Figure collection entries
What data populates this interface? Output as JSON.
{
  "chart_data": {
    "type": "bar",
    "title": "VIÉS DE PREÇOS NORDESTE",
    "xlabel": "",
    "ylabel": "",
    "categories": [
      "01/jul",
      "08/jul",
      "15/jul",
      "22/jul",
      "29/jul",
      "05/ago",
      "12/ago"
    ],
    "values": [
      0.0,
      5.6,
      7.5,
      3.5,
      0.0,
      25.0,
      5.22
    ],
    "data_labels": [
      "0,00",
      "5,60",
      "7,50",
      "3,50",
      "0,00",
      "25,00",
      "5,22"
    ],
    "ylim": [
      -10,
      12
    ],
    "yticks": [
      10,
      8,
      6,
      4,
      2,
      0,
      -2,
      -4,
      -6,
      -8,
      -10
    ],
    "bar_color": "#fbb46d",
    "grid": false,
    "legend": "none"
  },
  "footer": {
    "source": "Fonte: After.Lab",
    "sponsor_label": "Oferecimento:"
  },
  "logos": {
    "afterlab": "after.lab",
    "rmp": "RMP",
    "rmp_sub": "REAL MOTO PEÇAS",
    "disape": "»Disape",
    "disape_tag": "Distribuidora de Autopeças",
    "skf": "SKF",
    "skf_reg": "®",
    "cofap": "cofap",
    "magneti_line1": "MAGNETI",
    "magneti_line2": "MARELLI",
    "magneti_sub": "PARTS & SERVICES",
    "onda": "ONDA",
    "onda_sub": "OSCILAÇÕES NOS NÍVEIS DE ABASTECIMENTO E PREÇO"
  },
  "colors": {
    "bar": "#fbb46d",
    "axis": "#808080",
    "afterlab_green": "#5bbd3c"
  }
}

» Aim
Write out all the data again, exactly as it appears.

» Task response
What data populates this interface? Output as JSON.
{
  "chart_data": {
    "type": "bar",
    "title": "VIÉS DE PREÇOS NORDESTE",
    "xlabel": "",
    "ylabel": "",
    "categories": [
      "01/jul",
      "08/jul",
      "15/jul",
      "22/jul",
      "29/jul",
      "05/ago",
      "12/ago"
    ],
    "values": [
      0.0,
      5.6,
      7.5,
      3.5,
      0.0,
      25.0,
      5.22
    ],
    "data_labels": [
      "0,00",
      "5,60",
      "7,50",
      "3,50",
      "0,00",
      "25,00",
      "5,22"
    ],
    "ylim": [
      -10,
      12
    ],
    "yticks": [
      10,
      8,
      6,
      4,
      2,
      0,
      -2,
      -4,
      -6,
      -8,
      -10
    ],
    "bar_color": "#fbb46d",
    "grid": false,
    "legend": "none"
  },
  "footer": {
    "source": "Fonte: After.Lab",
    "sponsor_label": "Oferecimento:"
  },
  "logos": {
    "afterlab": "after.lab",
    "rmp": "RMP",
    "rmp_sub": "REAL MOTO PEÇAS",
    "disape": "»Disape",
    "disape_tag": "Distribuidora de Autopeças",
    "skf": "SKF",
    "skf_reg": "®",
    "cofap": "cofap",
    "magneti_line1": "MAGNETI",
    "magneti_line2": "MARELLI",
    "magneti_sub": "PARTS & SERVICES",
    "onda": "ONDA",
    "onda_sub": "OSCILAÇÕES NOS NÍVEIS DE ABASTECIMENTO E PREÇO"
  },
  "colors": {
    "bar": "#fbb46d",
    "axis": "#808080",
    "afterlab_green": "#5bbd3c"
  }
}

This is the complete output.